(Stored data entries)

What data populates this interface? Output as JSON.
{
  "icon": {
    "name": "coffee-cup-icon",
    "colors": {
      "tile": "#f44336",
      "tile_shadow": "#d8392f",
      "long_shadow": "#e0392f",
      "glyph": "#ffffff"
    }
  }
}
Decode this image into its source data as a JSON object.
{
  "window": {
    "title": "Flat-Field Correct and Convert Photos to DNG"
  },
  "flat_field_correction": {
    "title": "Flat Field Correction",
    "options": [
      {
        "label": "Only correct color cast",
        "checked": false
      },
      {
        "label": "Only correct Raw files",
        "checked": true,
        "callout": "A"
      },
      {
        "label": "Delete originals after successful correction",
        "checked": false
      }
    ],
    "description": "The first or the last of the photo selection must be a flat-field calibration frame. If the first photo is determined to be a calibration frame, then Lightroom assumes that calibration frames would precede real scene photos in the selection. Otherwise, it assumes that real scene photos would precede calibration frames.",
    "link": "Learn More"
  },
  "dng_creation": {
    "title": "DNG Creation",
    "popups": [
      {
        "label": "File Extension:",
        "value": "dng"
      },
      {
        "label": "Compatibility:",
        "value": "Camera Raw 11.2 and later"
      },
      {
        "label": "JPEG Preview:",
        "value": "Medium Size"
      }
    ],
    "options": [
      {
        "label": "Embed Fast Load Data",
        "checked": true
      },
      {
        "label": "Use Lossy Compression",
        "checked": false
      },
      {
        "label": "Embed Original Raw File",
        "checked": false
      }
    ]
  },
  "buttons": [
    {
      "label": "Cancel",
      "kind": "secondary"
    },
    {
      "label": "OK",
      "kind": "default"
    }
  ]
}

# To be done
Copy every record exactly as presented.

# Exercise answer
What data populates this interface? Output as JSON.
{
  "icon": {
    "name": "coffee-cup-icon",
    "colors": {
      "tile": "#f44336",
      "tile_shadow": "#d8392f",
      "long_shadow": "#e0392f",
      "glyph": "#ffffff"
    }
  }
}
Decode this image into its source data as a JSON object.
{
  "window": {
    "title": "Flat-Field Correct and Convert Photos to DNG"
  },
  "flat_field_correction": {
    "title": "Flat Field Correction",
    "options": [
      {
        "label": "Only correct color cast",
        "checked": false
      },
      {
        "label": "Only correct Raw files",
        "checked": true,
        "callout": "A"
      },
      {
        "label": "Delete originals after successful correction",
        "checked": false
      }
    ],
    "description": "The first or the last of the photo selection must be a flat-field calibration frame. If the first photo is determined to be a calibration frame, then Lightroom assumes that calibration frames would precede real scene photos in the selection. Otherwise, it assumes that real scene photos would precede calibration frames.",
    "link": "Learn More"
  },
  "dng_creation": {
    "title": "DNG Creation",
    "popups": [
      {
        "label": "File Extension:",
        "value": "dng"
      },
      {
        "label": "Compatibility:",
        "value": "Camera Raw 11.2 and later"
      },
      {
        "label": "JPEG Preview:",
        "value": "Medium Size"
      }
    ],
    "options": [
      {
        "label": "Embed Fast Load Data",
        "checked": true
      },
      {
        "label": "Use Lossy Compression",
        "checked": false
      },
      {
        "label": "Embed Original Raw File",
        "checked": false
      }
    ]
  },
  "buttons": [
    {
      "label": "Cancel",
      "kind": "secondary"
    },
    {
      "label": "OK",
      "kind": "default"
    }
  ]
}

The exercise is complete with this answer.